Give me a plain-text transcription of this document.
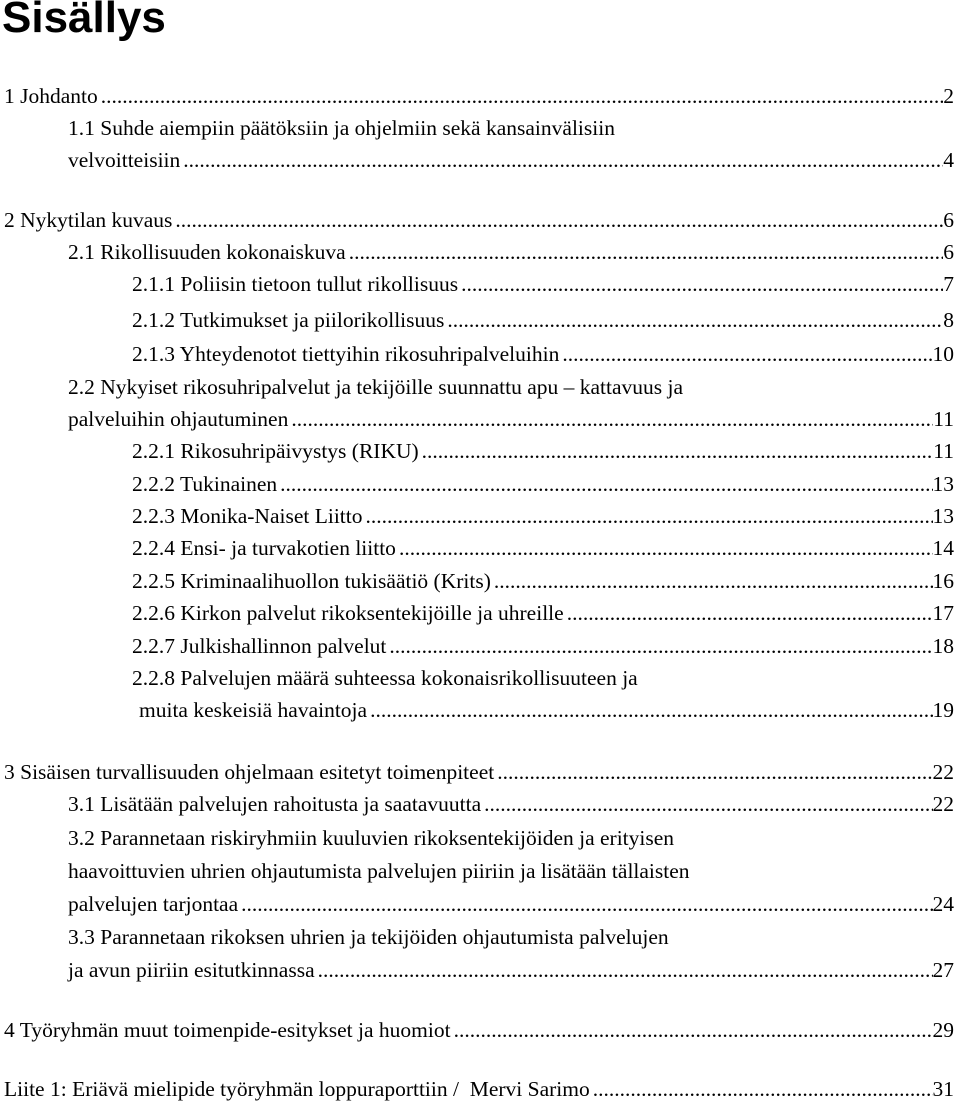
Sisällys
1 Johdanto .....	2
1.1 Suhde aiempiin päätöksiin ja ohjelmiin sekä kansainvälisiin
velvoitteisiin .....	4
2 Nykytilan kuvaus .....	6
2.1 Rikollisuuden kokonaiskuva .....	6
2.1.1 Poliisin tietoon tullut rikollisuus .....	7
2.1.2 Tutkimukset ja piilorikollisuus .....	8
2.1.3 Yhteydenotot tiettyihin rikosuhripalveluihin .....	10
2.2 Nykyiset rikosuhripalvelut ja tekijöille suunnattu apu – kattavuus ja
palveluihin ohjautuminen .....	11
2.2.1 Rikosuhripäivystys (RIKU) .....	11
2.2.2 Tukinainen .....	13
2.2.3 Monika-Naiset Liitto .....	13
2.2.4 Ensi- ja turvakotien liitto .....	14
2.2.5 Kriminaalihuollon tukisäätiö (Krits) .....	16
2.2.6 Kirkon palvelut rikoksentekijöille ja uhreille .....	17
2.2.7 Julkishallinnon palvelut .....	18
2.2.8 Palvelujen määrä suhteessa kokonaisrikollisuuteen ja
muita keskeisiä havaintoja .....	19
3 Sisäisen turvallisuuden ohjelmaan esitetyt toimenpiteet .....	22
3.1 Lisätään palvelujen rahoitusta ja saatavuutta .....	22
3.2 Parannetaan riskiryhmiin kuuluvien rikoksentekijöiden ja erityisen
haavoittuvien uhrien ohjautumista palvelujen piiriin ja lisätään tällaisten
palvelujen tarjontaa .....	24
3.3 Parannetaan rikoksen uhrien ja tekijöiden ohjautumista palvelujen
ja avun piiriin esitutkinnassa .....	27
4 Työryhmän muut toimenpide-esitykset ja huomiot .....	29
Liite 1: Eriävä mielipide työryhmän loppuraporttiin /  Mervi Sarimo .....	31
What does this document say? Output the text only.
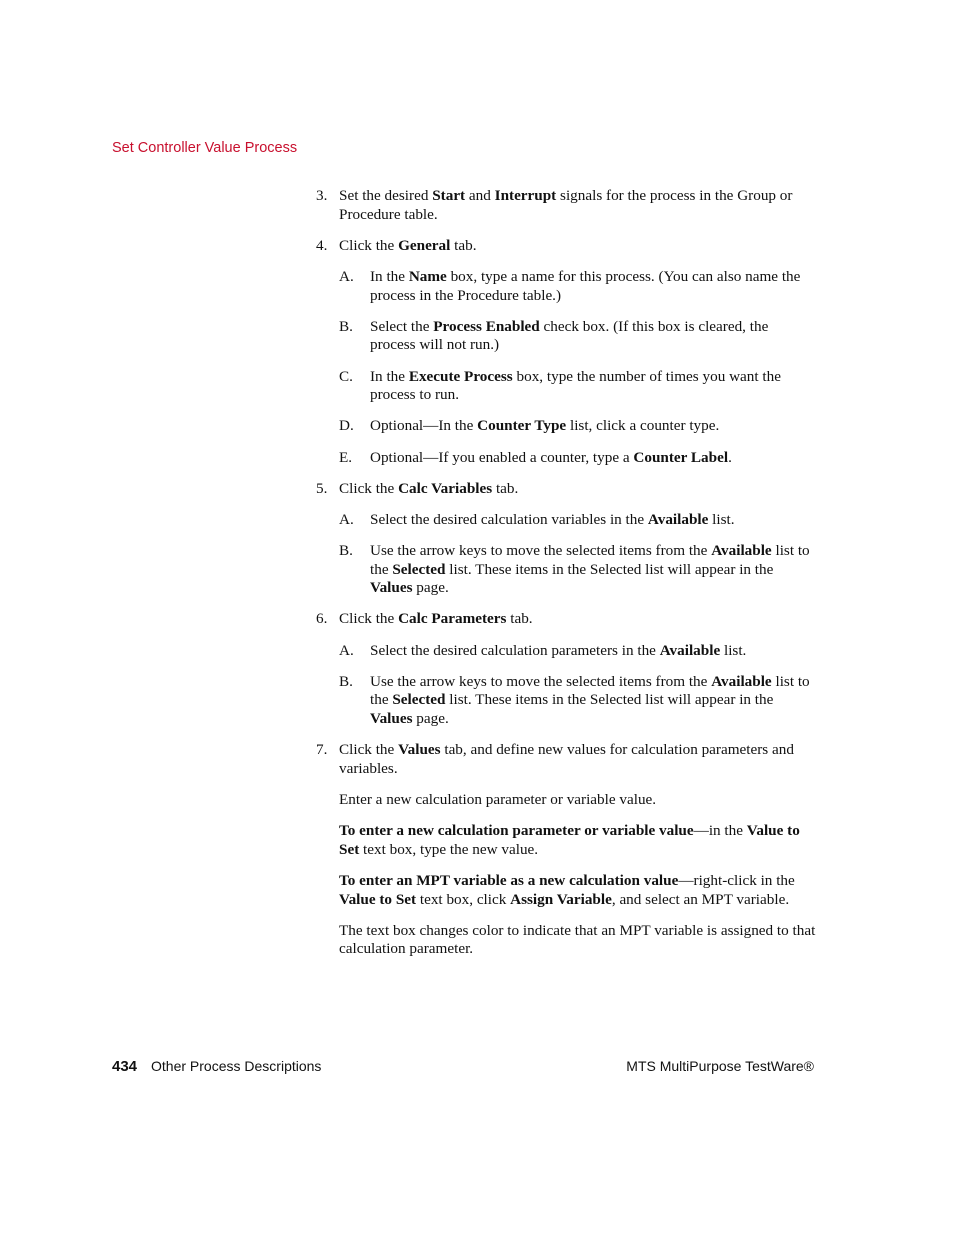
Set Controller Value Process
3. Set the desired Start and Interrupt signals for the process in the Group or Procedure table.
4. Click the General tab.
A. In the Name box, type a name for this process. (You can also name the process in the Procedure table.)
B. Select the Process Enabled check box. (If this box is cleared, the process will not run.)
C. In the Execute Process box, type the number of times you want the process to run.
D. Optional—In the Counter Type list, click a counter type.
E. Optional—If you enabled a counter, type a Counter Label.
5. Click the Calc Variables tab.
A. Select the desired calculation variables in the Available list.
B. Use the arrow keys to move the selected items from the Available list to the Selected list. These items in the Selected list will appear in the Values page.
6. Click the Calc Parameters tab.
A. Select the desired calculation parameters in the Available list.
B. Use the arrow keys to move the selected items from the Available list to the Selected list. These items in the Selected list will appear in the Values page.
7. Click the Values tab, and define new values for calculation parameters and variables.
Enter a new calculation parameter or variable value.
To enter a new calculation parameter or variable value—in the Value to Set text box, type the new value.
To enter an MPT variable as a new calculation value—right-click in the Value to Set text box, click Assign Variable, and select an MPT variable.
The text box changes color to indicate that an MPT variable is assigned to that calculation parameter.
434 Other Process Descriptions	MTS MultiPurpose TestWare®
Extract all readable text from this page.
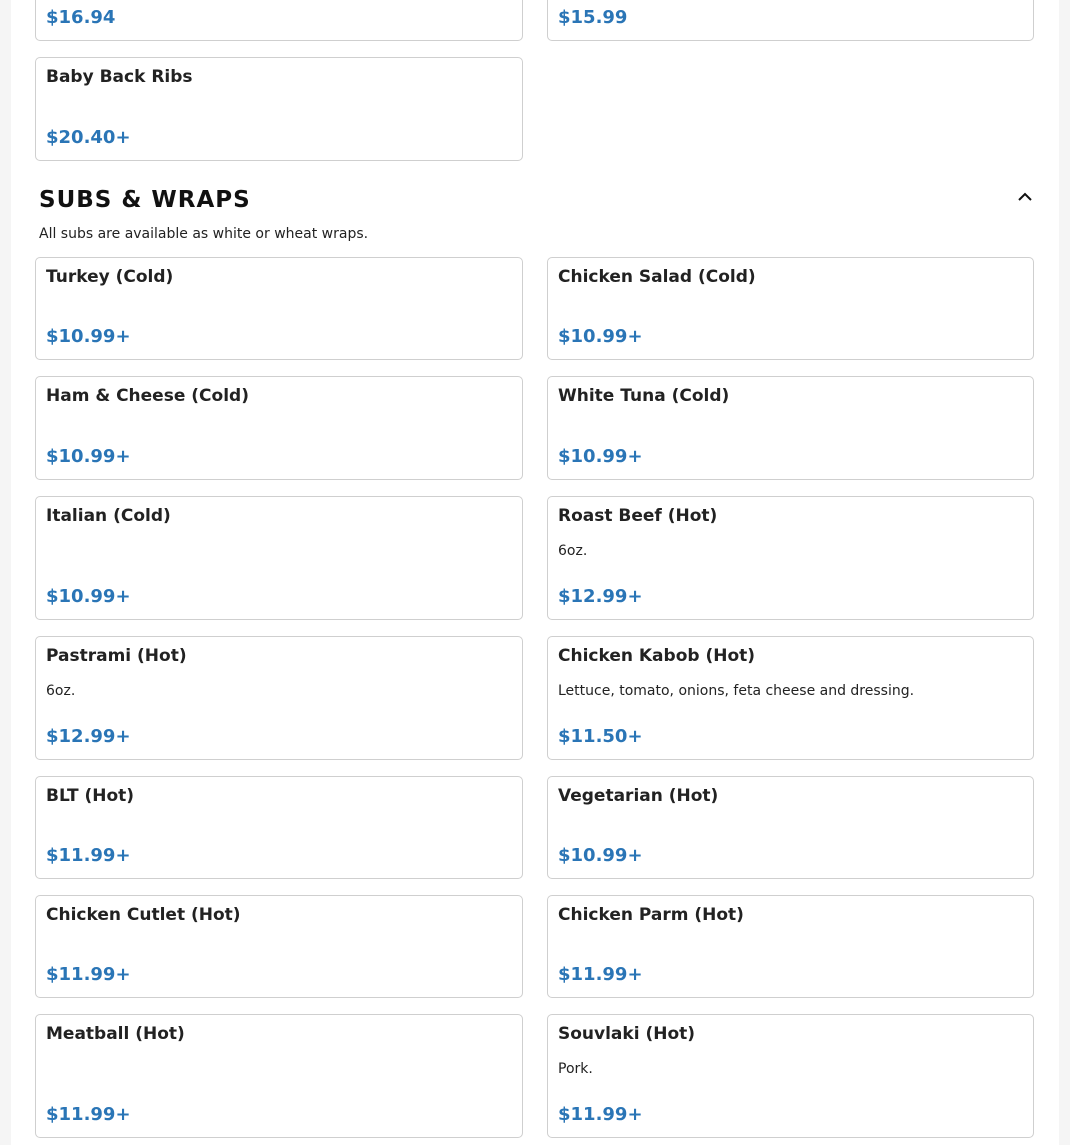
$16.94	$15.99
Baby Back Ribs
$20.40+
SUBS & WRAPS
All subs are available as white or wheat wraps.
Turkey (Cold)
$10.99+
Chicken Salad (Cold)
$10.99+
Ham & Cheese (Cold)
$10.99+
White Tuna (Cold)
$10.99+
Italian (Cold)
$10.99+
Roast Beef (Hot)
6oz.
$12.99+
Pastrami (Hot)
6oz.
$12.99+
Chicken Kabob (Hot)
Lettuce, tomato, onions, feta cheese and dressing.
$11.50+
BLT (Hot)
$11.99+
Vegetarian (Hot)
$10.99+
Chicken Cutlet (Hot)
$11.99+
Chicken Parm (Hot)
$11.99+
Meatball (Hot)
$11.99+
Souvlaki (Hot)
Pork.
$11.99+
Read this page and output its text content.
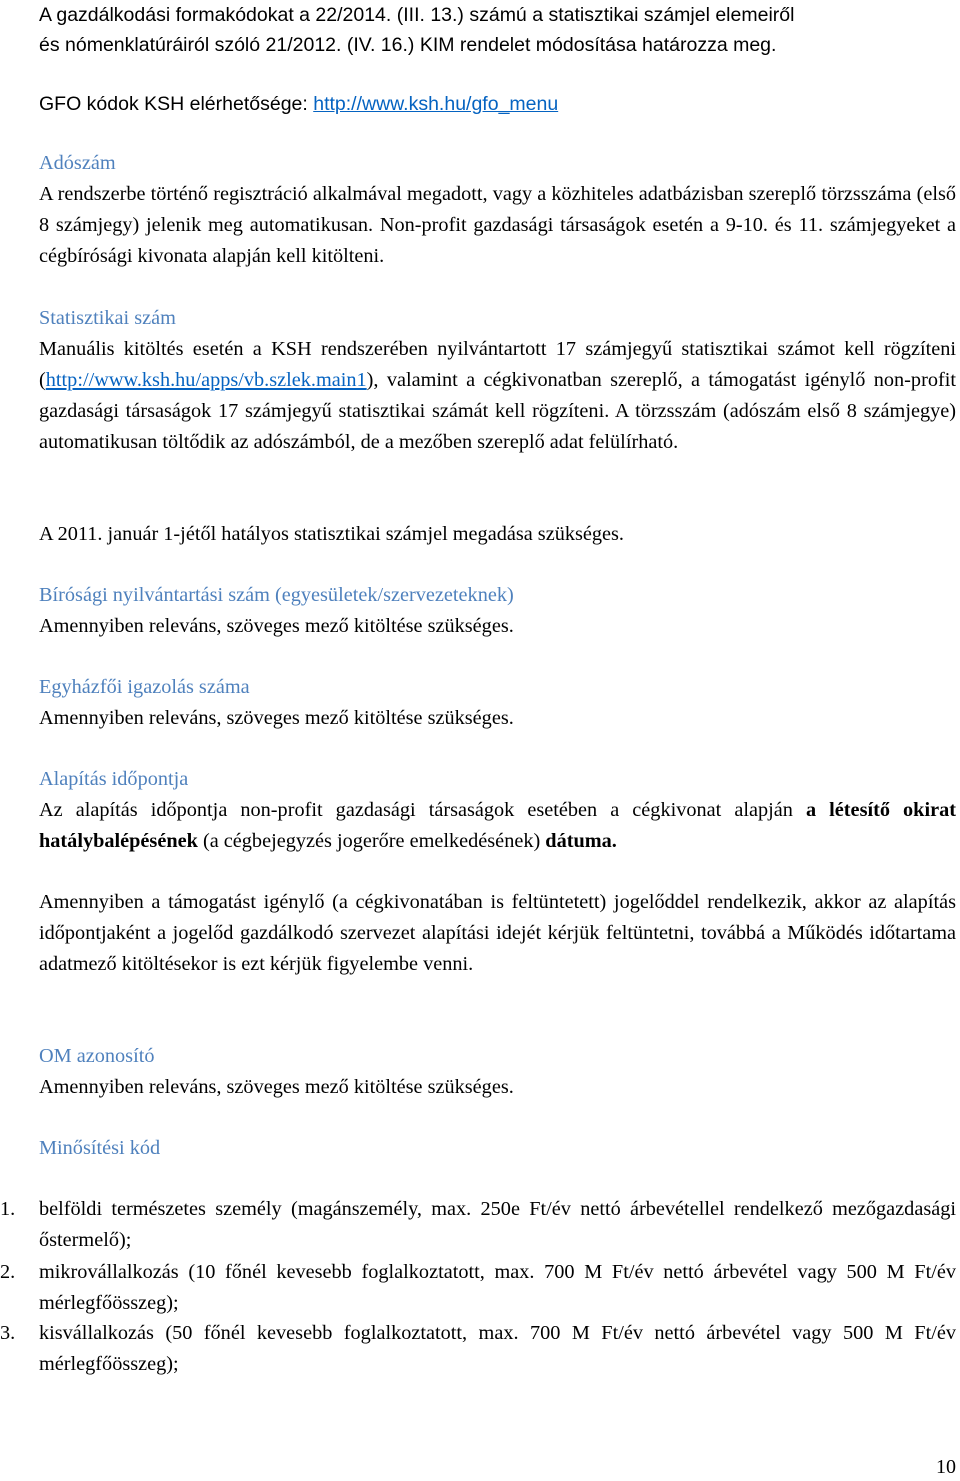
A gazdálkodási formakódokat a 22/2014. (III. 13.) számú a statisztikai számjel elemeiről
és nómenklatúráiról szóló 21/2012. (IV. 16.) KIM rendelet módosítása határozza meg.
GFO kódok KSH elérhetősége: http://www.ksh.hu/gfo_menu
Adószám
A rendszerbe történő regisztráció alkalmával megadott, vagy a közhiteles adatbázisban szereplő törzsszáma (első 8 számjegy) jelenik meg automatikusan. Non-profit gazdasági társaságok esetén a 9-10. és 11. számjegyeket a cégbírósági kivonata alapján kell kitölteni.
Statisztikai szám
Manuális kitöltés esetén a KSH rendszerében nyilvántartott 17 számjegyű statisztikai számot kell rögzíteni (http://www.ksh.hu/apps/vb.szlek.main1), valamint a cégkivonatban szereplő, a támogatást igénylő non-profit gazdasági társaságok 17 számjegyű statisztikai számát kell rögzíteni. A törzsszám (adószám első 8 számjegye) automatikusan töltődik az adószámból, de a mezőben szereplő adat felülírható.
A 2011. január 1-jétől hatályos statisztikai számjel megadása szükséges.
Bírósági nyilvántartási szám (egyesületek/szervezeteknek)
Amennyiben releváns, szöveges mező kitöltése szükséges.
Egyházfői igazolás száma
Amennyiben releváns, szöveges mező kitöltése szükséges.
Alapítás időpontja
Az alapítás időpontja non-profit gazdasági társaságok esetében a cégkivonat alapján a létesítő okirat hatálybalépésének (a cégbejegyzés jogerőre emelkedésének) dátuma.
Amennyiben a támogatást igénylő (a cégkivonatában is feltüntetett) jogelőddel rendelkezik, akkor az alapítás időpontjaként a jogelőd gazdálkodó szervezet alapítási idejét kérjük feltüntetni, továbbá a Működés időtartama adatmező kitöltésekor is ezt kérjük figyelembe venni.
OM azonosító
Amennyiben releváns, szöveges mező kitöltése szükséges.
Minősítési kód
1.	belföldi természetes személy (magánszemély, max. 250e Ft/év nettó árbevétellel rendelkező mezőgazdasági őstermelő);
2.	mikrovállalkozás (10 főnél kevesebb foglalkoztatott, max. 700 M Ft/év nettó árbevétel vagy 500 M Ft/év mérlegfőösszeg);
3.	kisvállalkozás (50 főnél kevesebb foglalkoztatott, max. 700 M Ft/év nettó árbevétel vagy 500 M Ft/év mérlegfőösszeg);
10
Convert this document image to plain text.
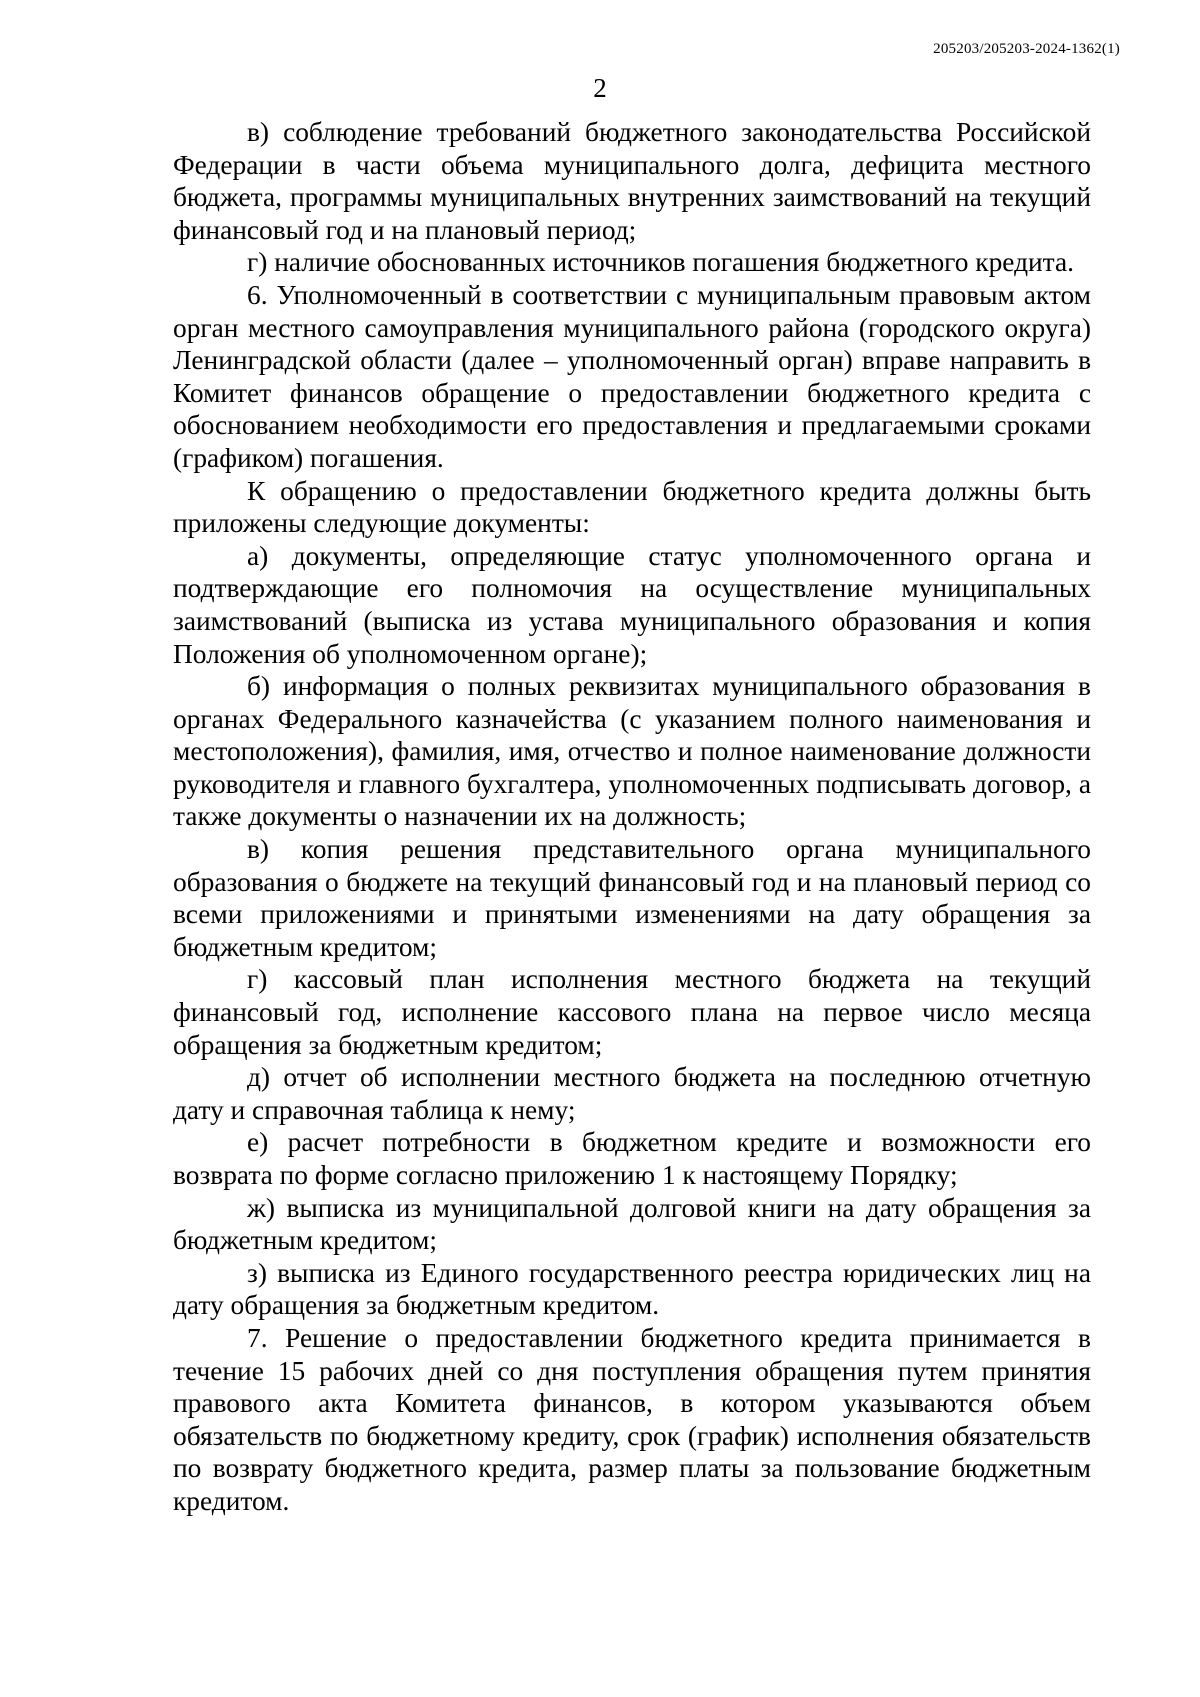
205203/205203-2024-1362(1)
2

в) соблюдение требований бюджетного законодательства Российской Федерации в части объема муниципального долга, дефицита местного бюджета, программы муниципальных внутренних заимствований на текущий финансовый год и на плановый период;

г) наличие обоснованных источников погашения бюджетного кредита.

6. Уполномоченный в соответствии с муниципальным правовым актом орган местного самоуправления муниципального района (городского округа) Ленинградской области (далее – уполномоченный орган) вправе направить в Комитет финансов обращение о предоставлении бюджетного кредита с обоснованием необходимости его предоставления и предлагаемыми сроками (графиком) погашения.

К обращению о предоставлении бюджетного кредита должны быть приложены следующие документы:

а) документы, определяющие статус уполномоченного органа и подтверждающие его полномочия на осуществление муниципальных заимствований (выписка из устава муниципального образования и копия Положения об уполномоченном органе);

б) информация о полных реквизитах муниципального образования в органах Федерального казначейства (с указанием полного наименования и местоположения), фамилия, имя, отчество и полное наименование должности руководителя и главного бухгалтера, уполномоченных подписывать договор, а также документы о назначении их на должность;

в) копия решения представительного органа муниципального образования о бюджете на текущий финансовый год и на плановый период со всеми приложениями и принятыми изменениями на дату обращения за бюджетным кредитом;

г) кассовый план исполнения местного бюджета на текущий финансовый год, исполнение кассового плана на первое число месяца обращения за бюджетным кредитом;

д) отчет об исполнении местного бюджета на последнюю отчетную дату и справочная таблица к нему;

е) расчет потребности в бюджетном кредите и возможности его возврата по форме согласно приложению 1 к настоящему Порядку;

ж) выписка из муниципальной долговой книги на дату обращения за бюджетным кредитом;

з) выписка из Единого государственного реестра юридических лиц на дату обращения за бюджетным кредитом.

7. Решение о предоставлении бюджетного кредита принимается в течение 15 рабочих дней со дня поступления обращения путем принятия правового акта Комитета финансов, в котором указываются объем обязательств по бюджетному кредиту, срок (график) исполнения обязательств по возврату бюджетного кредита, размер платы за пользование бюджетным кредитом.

---+---

Exercise directions -
Each line that holds the word "Optional" should be extracted from the records.

Exercise response -
D. Optional—In the Counter Type list, click a counter type.
E. Optional—If you enabled a counter, type a Counter Label.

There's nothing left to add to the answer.